◆ **Work to be completed**
Extract each line where the string "JSON" shows up.

◆ **Stored rows**
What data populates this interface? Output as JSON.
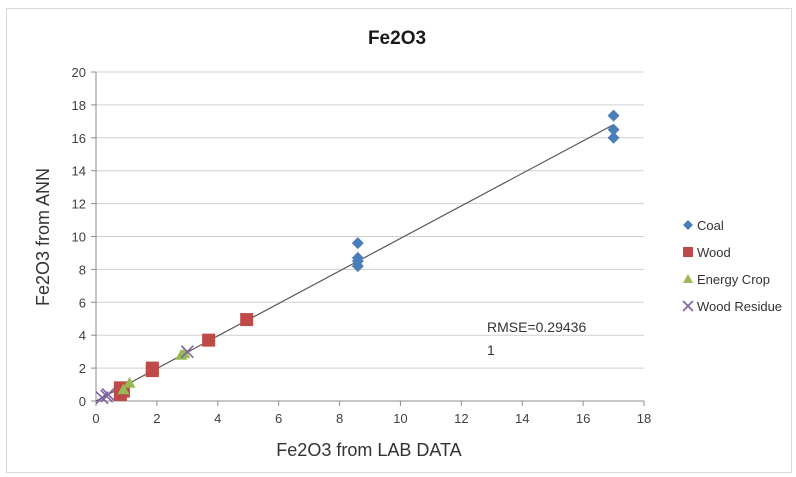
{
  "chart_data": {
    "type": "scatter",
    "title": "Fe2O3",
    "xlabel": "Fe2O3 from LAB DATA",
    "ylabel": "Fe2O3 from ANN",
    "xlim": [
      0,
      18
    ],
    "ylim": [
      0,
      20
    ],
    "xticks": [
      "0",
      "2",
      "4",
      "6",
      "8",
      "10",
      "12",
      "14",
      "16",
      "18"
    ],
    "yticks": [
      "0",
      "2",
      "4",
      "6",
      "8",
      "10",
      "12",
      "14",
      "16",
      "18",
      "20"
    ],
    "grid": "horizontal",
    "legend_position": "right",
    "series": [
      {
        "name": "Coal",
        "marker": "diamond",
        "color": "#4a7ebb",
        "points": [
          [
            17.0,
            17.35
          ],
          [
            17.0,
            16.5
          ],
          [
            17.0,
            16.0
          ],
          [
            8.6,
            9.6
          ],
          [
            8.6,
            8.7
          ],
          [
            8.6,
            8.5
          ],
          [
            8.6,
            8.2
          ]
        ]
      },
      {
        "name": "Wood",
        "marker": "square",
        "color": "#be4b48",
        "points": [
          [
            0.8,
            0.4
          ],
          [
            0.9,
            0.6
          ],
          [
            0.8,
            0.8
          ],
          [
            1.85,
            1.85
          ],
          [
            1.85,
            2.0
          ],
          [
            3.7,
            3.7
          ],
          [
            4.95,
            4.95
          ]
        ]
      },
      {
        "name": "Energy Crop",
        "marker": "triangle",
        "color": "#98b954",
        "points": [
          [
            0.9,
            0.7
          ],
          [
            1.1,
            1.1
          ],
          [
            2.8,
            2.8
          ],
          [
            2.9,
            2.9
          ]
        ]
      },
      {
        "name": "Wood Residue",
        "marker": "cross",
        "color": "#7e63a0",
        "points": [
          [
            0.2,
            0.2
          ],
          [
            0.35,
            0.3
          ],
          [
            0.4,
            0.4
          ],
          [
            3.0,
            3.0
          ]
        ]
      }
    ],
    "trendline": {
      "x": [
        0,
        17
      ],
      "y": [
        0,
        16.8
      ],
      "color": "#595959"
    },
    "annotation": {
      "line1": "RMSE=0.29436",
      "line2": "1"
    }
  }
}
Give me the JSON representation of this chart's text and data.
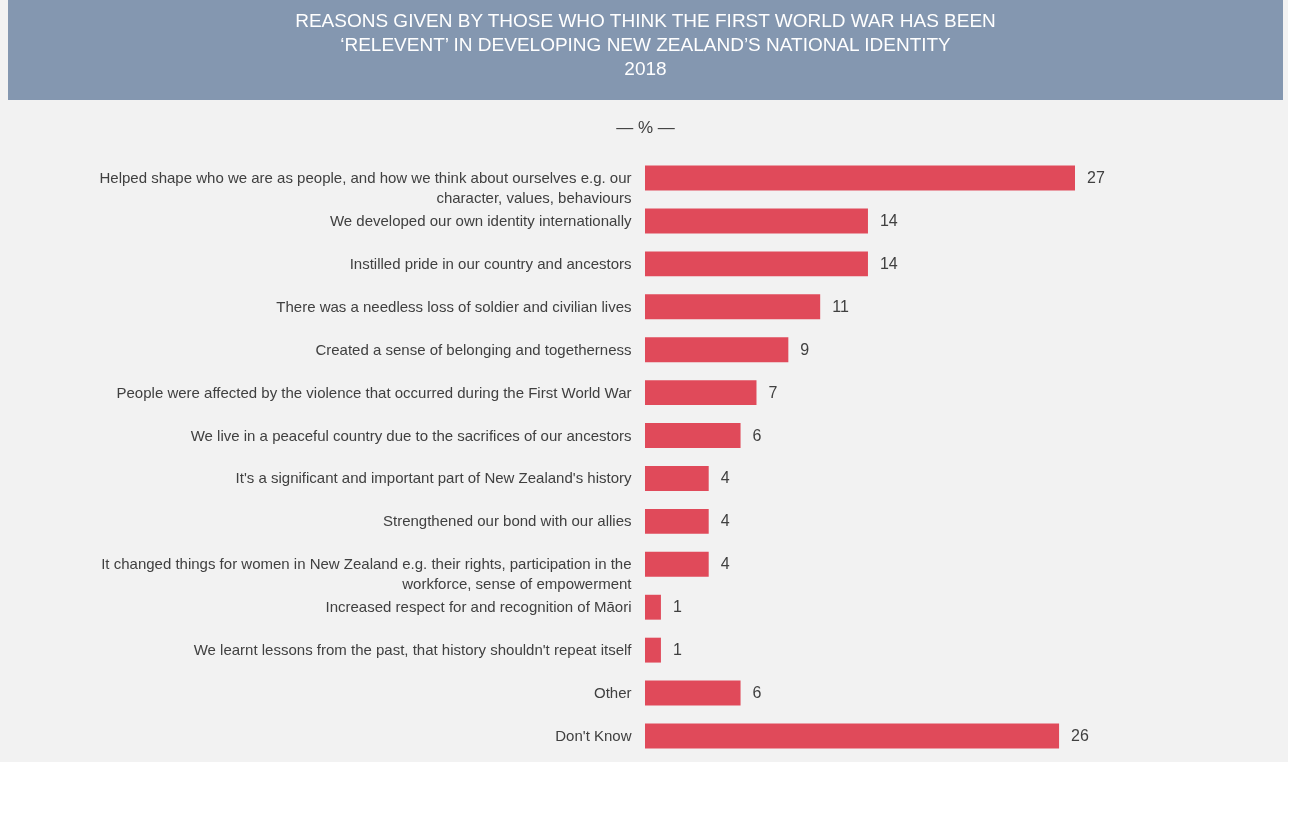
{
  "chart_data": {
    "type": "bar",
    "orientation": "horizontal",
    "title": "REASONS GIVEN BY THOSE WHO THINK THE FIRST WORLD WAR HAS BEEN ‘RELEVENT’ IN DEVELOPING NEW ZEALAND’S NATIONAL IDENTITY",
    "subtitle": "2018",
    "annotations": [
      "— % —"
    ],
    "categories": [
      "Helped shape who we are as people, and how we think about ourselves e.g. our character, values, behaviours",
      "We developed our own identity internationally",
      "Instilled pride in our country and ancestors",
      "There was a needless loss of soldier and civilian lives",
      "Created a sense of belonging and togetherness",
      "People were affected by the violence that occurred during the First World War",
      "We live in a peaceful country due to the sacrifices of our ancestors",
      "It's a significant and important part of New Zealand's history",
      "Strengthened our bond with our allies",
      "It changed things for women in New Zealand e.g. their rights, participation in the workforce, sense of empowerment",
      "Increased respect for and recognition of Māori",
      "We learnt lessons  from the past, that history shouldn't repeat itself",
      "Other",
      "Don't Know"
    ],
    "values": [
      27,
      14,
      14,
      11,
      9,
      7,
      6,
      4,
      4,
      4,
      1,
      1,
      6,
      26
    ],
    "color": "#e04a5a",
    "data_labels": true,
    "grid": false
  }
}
==
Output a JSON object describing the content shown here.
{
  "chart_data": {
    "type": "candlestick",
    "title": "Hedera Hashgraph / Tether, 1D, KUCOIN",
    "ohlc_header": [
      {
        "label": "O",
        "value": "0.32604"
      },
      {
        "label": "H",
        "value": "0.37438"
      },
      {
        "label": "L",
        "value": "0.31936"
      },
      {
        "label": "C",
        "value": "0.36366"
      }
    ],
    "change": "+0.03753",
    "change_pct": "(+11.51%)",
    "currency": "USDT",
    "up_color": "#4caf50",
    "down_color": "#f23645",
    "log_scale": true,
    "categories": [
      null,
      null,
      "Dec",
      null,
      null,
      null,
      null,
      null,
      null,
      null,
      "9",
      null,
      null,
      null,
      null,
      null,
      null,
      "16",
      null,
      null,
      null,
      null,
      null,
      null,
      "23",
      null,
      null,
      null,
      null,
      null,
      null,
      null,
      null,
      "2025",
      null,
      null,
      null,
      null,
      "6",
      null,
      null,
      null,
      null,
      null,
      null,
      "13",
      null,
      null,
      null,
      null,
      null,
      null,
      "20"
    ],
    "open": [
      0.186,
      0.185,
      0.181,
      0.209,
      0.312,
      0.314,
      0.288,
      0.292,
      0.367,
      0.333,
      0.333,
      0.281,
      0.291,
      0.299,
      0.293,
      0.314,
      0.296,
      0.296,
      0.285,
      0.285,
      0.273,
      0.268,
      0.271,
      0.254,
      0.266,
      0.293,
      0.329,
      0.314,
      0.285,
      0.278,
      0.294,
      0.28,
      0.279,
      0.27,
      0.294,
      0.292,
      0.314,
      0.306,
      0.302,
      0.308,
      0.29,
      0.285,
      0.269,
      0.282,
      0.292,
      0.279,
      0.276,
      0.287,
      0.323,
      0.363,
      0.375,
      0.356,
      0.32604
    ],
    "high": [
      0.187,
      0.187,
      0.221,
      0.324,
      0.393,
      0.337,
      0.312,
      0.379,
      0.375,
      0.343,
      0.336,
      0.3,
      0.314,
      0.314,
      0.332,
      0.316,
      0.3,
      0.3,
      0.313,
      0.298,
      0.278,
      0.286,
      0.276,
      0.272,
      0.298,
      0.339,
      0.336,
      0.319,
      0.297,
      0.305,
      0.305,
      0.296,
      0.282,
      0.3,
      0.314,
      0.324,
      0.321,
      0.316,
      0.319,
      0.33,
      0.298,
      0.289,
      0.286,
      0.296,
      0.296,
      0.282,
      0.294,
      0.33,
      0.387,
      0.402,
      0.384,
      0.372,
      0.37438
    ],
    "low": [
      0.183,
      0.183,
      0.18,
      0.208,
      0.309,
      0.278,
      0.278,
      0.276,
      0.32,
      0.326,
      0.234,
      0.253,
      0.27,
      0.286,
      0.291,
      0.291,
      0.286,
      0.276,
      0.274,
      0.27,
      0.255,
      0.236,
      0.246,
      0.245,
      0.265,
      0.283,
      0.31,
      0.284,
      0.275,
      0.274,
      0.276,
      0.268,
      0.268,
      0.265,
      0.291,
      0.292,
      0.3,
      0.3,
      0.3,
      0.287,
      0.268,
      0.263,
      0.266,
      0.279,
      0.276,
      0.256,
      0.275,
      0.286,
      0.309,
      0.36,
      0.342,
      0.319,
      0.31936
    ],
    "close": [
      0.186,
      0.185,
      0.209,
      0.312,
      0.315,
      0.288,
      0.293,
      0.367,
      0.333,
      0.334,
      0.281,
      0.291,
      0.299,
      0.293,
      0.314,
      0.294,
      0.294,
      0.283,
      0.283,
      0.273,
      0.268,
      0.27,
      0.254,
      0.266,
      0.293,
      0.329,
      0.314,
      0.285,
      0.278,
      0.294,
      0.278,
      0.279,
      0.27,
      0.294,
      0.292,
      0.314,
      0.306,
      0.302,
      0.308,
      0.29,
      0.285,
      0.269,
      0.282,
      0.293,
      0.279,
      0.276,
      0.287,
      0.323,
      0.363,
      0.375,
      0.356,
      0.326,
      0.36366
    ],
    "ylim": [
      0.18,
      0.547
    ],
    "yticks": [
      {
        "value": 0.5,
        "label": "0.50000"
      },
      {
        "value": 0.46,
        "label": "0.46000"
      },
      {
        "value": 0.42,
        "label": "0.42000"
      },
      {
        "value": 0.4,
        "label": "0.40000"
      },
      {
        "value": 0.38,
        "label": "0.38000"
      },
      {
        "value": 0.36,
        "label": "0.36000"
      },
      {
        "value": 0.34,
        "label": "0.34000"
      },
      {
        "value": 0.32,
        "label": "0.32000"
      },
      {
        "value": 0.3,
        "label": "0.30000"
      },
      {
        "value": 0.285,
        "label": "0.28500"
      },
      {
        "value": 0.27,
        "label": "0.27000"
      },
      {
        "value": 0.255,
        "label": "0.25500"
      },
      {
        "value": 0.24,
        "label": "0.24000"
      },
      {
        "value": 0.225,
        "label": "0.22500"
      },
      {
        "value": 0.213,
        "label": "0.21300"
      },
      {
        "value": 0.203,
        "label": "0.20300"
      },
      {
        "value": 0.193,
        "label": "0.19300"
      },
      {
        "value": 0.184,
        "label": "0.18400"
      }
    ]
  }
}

◆ **Solution to this problem**
What data populates this interface? Output as JSON.
Give me the JSON representation of this chart's text and data.
Output a JSON object describing the content shown here.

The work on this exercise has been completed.